Problem description: Look through the listing and locate every line containing the word "benefits"; copy those lines.

%%

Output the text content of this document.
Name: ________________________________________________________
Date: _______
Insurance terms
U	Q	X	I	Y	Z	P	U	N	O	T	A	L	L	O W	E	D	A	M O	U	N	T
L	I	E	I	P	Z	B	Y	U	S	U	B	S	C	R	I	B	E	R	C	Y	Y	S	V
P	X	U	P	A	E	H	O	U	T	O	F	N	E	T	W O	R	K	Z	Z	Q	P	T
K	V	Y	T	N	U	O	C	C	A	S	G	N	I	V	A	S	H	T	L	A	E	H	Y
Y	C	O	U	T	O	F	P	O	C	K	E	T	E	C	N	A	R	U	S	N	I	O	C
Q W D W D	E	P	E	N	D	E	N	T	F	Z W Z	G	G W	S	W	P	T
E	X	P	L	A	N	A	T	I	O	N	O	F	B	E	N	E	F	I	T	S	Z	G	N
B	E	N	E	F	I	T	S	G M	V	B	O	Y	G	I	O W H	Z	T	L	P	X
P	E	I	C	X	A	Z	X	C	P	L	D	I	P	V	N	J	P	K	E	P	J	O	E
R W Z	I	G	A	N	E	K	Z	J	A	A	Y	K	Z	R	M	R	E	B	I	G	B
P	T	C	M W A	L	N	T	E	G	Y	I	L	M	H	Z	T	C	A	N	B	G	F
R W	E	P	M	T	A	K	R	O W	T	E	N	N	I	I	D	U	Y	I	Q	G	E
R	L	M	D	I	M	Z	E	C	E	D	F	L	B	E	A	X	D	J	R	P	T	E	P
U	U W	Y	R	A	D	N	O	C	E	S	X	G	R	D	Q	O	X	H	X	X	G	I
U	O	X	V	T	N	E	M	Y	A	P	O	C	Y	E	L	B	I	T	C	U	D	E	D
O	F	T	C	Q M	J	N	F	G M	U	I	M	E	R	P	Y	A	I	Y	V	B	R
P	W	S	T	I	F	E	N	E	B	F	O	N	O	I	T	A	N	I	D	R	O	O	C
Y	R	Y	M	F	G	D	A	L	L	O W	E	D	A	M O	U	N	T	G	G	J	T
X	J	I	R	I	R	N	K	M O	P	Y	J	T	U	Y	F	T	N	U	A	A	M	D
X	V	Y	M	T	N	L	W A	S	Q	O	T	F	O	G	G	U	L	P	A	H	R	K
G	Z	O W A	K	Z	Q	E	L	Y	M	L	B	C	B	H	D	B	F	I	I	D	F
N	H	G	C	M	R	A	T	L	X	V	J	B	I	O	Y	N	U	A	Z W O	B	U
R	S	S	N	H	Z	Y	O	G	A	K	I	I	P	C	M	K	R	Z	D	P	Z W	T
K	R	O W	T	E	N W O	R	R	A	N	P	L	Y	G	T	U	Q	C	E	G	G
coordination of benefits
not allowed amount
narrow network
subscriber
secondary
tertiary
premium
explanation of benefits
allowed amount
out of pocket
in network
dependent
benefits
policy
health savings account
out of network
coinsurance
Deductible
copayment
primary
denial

%%

Result of the exercise:
coordination of benefits
explanation of benefits
benefits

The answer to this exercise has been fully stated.